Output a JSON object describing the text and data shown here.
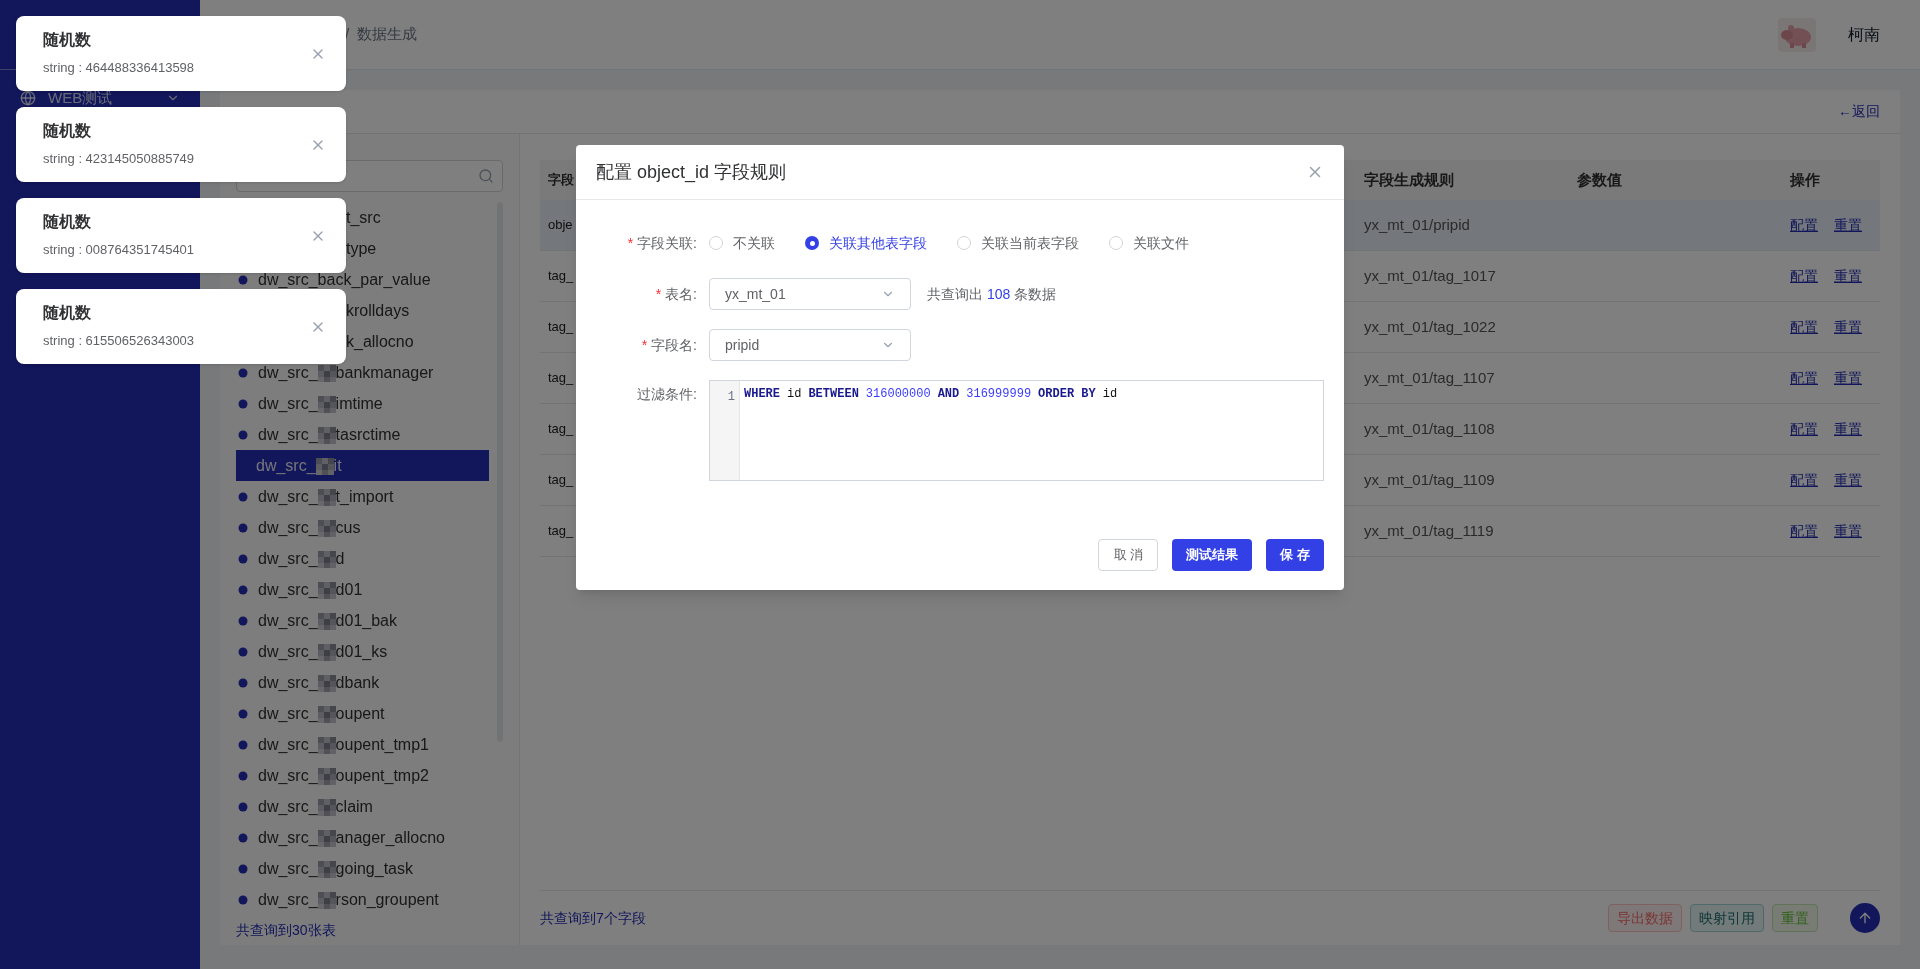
{
  "notifications": [
    {
      "title": "随机数",
      "body": "string : 464488336413598"
    },
    {
      "title": "随机数",
      "body": "string : 423145050885749"
    },
    {
      "title": "随机数",
      "body": "string : 008764351745401"
    },
    {
      "title": "随机数",
      "body": "string : 615506526343003"
    }
  ],
  "sidebar": {
    "items": [
      {
        "label": "WEB测试",
        "expanded": false
      }
    ]
  },
  "header": {
    "breadcrumb": [
      "/",
      "数据生成"
    ],
    "user": "柯南"
  },
  "page": {
    "back_link": "←返回"
  },
  "tables_panel": {
    "items": [
      {
        "name_end": "t_src",
        "selected": false
      },
      {
        "name_end": "type",
        "selected": false
      },
      {
        "name_start": "dw_src_back_par_value",
        "selected": false
      },
      {
        "name_end": "krolldays",
        "selected": false
      },
      {
        "name_end": "k_allocno",
        "selected": false
      },
      {
        "name_start": "dw_src_",
        "name_end": "bankmanager",
        "selected": false
      },
      {
        "name_start": "dw_src_",
        "name_end": "imtime",
        "selected": false
      },
      {
        "name_start": "dw_src_",
        "name_end": "tasrctime",
        "selected": false
      },
      {
        "name_start": "dw_src_",
        "name_end": "it",
        "selected": true
      },
      {
        "name_start": "dw_src_",
        "name_end": "t_import",
        "selected": false
      },
      {
        "name_start": "dw_src_",
        "name_end": "cus",
        "selected": false
      },
      {
        "name_start": "dw_src_",
        "name_end": "d",
        "selected": false
      },
      {
        "name_start": "dw_src_",
        "name_end": "d01",
        "selected": false
      },
      {
        "name_start": "dw_src_",
        "name_end": "d01_bak",
        "selected": false
      },
      {
        "name_start": "dw_src_",
        "name_end": "d01_ks",
        "selected": false
      },
      {
        "name_start": "dw_src_",
        "name_end": "dbank",
        "selected": false
      },
      {
        "name_start": "dw_src_",
        "name_end": "oupent",
        "selected": false
      },
      {
        "name_start": "dw_src_",
        "name_end": "oupent_tmp1",
        "selected": false
      },
      {
        "name_start": "dw_src_",
        "name_end": "oupent_tmp2",
        "selected": false
      },
      {
        "name_start": "dw_src_",
        "name_end": "claim",
        "selected": false
      },
      {
        "name_start": "dw_src_",
        "name_end": "anager_allocno",
        "selected": false
      },
      {
        "name_start": "dw_src_",
        "name_end": "going_task",
        "selected": false
      },
      {
        "name_start": "dw_src_",
        "name_end": "rson_groupent",
        "selected": false
      }
    ],
    "footer": "共查询到30张表"
  },
  "fields_table": {
    "columns": [
      "字段",
      "字段生成规则",
      "参数值",
      "操作"
    ],
    "rows": [
      {
        "field": "obje",
        "rule": "yx_mt_01/pripid",
        "actions": [
          "配置",
          "重置"
        ],
        "selected": true
      },
      {
        "field": "tag_",
        "rule": "yx_mt_01/tag_1017",
        "actions": [
          "配置",
          "重置"
        ],
        "selected": false
      },
      {
        "field": "tag_",
        "rule": "yx_mt_01/tag_1022",
        "actions": [
          "配置",
          "重置"
        ],
        "selected": false
      },
      {
        "field": "tag_",
        "rule": "yx_mt_01/tag_1107",
        "actions": [
          "配置",
          "重置"
        ],
        "selected": false
      },
      {
        "field": "tag_",
        "rule": "yx_mt_01/tag_1108",
        "actions": [
          "配置",
          "重置"
        ],
        "selected": false
      },
      {
        "field": "tag_",
        "rule": "yx_mt_01/tag_1109",
        "actions": [
          "配置",
          "重置"
        ],
        "selected": false
      },
      {
        "field": "tag_",
        "rule": "yx_mt_01/tag_1119",
        "actions": [
          "配置",
          "重置"
        ],
        "selected": false
      }
    ],
    "footer": "共查询到7个字段",
    "buttons": [
      {
        "label": "导出数据",
        "kind": "danger"
      },
      {
        "label": "映射引用",
        "kind": "info"
      },
      {
        "label": "重置",
        "kind": "success"
      }
    ]
  },
  "modal": {
    "title": "配置 object_id 字段规则",
    "relation": {
      "required_mark": "*",
      "label": "字段关联:",
      "options": [
        {
          "label": "不关联",
          "selected": false
        },
        {
          "label": "关联其他表字段",
          "selected": true
        },
        {
          "label": "关联当前表字段",
          "selected": false
        },
        {
          "label": "关联文件",
          "selected": false
        }
      ]
    },
    "table_name": {
      "required_mark": "*",
      "label": "表名:",
      "value": "yx_mt_01",
      "hint_before": "共查询出",
      "count": "108",
      "hint_after": "条数据"
    },
    "field_name": {
      "required_mark": "*",
      "label": "字段名:",
      "value": "pripid"
    },
    "filter": {
      "label": "过滤条件:",
      "line_number": "1",
      "tokens": [
        {
          "text": "WHERE",
          "kind": "keyword"
        },
        {
          "text": "id",
          "kind": "ident"
        },
        {
          "text": "BETWEEN",
          "kind": "keyword"
        },
        {
          "text": "316000000",
          "kind": "number"
        },
        {
          "text": "AND",
          "kind": "keyword"
        },
        {
          "text": "316999999",
          "kind": "number"
        },
        {
          "text": "ORDER BY",
          "kind": "keyword"
        },
        {
          "text": "id",
          "kind": "ident"
        }
      ]
    },
    "buttons": [
      {
        "label": "取 消",
        "kind": "default"
      },
      {
        "label": "测试结果",
        "kind": "primary"
      },
      {
        "label": "保 存",
        "kind": "primary"
      }
    ]
  }
}
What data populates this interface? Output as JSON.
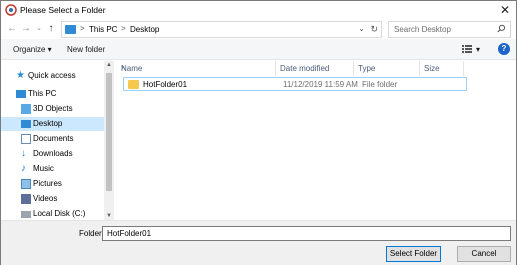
{
  "window": {
    "title": "Please Select a Folder",
    "close_glyph": "✕"
  },
  "navigation": {
    "back_glyph": "←",
    "forward_glyph": "→",
    "recent_glyph": "⌄",
    "up_glyph": "↑"
  },
  "address": {
    "separator": ">",
    "segments": [
      "This PC",
      "Desktop"
    ],
    "dropdown_glyph": "⌄",
    "refresh_glyph": "↻"
  },
  "search": {
    "placeholder": "Search Desktop",
    "icon": "search-icon"
  },
  "toolbar": {
    "organize_label": "Organize ▾",
    "new_folder_label": "New folder",
    "view_icon": "view-options-icon",
    "view_dropdown": "▾",
    "help_label": "?"
  },
  "sidebar": {
    "items": [
      {
        "label": "Quick access",
        "icon": "star-icon"
      },
      {
        "label": "This PC",
        "icon": "computer-icon"
      },
      {
        "label": "3D Objects",
        "icon": "cube-icon"
      },
      {
        "label": "Desktop",
        "icon": "desktop-icon",
        "selected": true
      },
      {
        "label": "Documents",
        "icon": "document-icon"
      },
      {
        "label": "Downloads",
        "icon": "download-icon"
      },
      {
        "label": "Music",
        "icon": "music-icon"
      },
      {
        "label": "Pictures",
        "icon": "picture-icon"
      },
      {
        "label": "Videos",
        "icon": "video-icon"
      },
      {
        "label": "Local Disk (C:)",
        "icon": "drive-icon"
      }
    ]
  },
  "file_list": {
    "columns": [
      "Name",
      "Date modified",
      "Type",
      "Size"
    ],
    "sort_glyph": "˄",
    "rows": [
      {
        "name": "HotFolder01",
        "date_modified": "11/12/2019 11:59 AM",
        "type": "File folder",
        "size": ""
      }
    ]
  },
  "footer": {
    "folder_label": "Folder:",
    "folder_value": "HotFolder01",
    "select_button": "Select Folder",
    "cancel_button": "Cancel"
  },
  "colors": {
    "selection": "#cce8ff",
    "accent": "#0078d7",
    "folder": "#f5c94e"
  }
}
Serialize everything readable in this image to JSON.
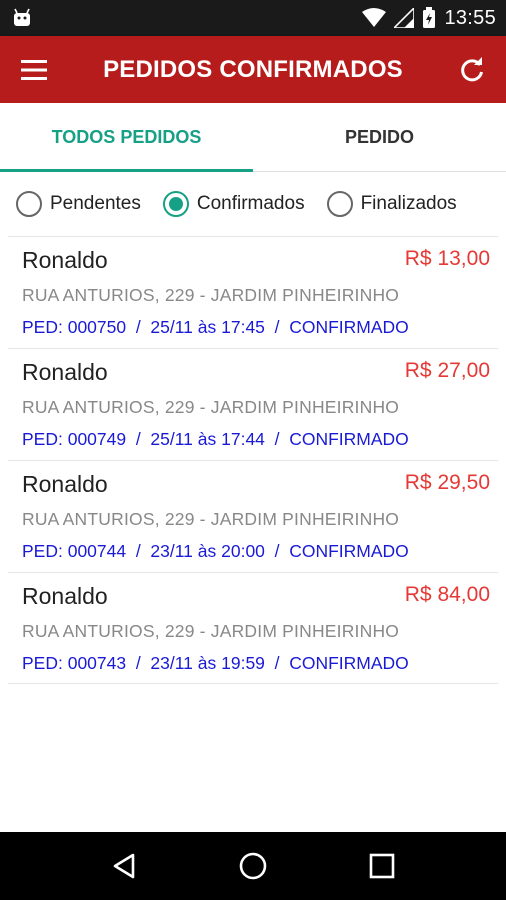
{
  "status_bar": {
    "time": "13:55",
    "icons": [
      "android-icon",
      "wifi-icon",
      "signal-icon",
      "battery-charging-icon"
    ]
  },
  "app_bar": {
    "title": "PEDIDOS CONFIRMADOS",
    "menu_icon": "menu-icon",
    "refresh_icon": "refresh-icon",
    "color": "#b71c1c"
  },
  "tabs": [
    {
      "label": "TODOS PEDIDOS",
      "active": true
    },
    {
      "label": "PEDIDO",
      "active": false
    }
  ],
  "filters": [
    {
      "label": "Pendentes",
      "checked": false
    },
    {
      "label": "Confirmados",
      "checked": true
    },
    {
      "label": "Finalizados",
      "checked": false
    }
  ],
  "accent_color": "#16a085",
  "orders": [
    {
      "name": "Ronaldo",
      "price": "R$ 13,00",
      "address": "RUA ANTURIOS, 229 - JARDIM PINHEIRINHO",
      "meta": "PED: 000750  /  25/11 às 17:45  /  CONFIRMADO"
    },
    {
      "name": "Ronaldo",
      "price": "R$ 27,00",
      "address": "RUA ANTURIOS, 229 - JARDIM PINHEIRINHO",
      "meta": "PED: 000749  /  25/11 às 17:44  /  CONFIRMADO"
    },
    {
      "name": "Ronaldo",
      "price": "R$ 29,50",
      "address": "RUA ANTURIOS, 229 - JARDIM PINHEIRINHO",
      "meta": "PED: 000744  /  23/11 às 20:00  /  CONFIRMADO"
    },
    {
      "name": "Ronaldo",
      "price": "R$ 84,00",
      "address": "RUA ANTURIOS, 229 - JARDIM PINHEIRINHO",
      "meta": "PED: 000743  /  23/11 às 19:59  /  CONFIRMADO"
    }
  ],
  "nav_bar": {
    "icons": [
      "back-icon",
      "home-icon",
      "recents-icon"
    ]
  }
}
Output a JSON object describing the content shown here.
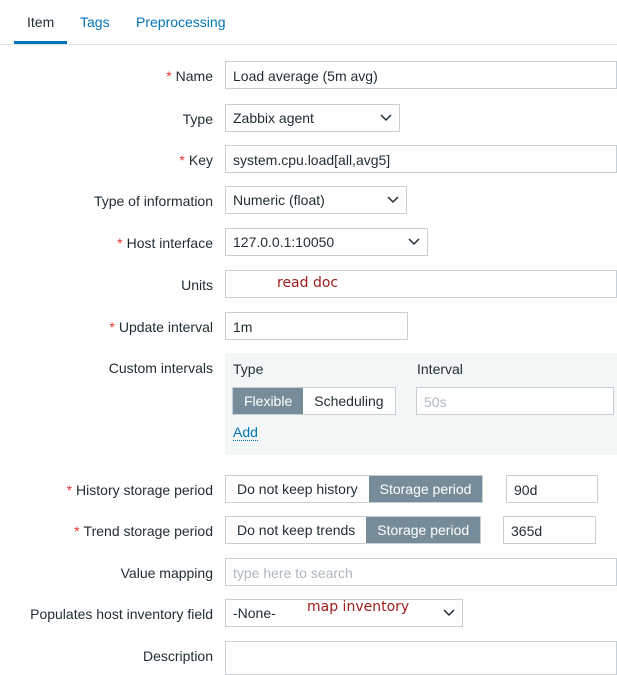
{
  "tabs": [
    {
      "label": "Item",
      "active": true
    },
    {
      "label": "Tags",
      "active": false
    },
    {
      "label": "Preprocessing",
      "active": false
    }
  ],
  "form": {
    "required_mark": "*",
    "name": {
      "label": "Name",
      "value": "Load average (5m avg)"
    },
    "type": {
      "label": "Type",
      "value": "Zabbix agent"
    },
    "key": {
      "label": "Key",
      "value": "system.cpu.load[all,avg5]"
    },
    "type_of_information": {
      "label": "Type of information",
      "value": "Numeric (float)"
    },
    "host_interface": {
      "label": "Host interface",
      "value": "127.0.0.1:10050"
    },
    "units": {
      "label": "Units",
      "value": "",
      "note": "read doc"
    },
    "update_interval": {
      "label": "Update interval",
      "value": "1m"
    },
    "custom_intervals": {
      "label": "Custom intervals",
      "col_type": "Type",
      "col_interval": "Interval",
      "flexible": "Flexible",
      "scheduling": "Scheduling",
      "interval_placeholder": "50s",
      "add": "Add"
    },
    "history_storage": {
      "label": "History storage period",
      "option_off": "Do not keep history",
      "option_on": "Storage period",
      "value": "90d"
    },
    "trend_storage": {
      "label": "Trend storage period",
      "option_off": "Do not keep trends",
      "option_on": "Storage period",
      "value": "365d"
    },
    "value_mapping": {
      "label": "Value mapping",
      "placeholder": "type here to search"
    },
    "inventory_field": {
      "label": "Populates host inventory field",
      "value": "-None-",
      "note": "map inventory"
    },
    "description": {
      "label": "Description",
      "value": ""
    }
  },
  "colors": {
    "accent": "#0275b8",
    "required": "#e33734",
    "segment_active": "#768d99",
    "note": "#a11d1a"
  }
}
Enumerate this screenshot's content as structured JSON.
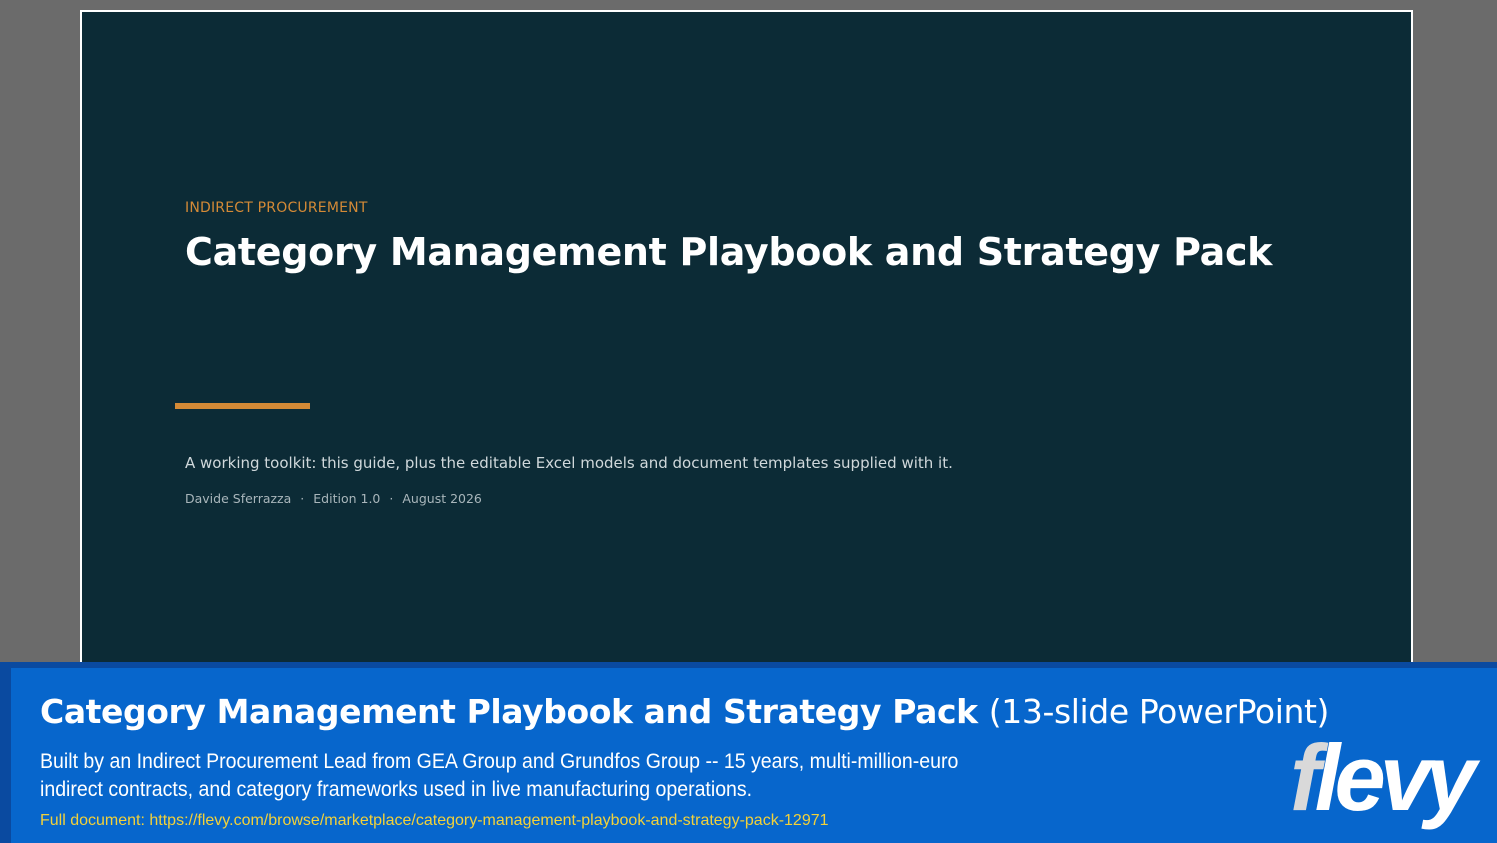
+++
### [Stated goal]
Pick out and copy every line that contains the word "string".

### [Answer in full]
      "body": "string : 464488336413598"
      "body": "string : 423145050885749"
      "body": "string : 008764351745401"
      "body": "string : 615506526343003"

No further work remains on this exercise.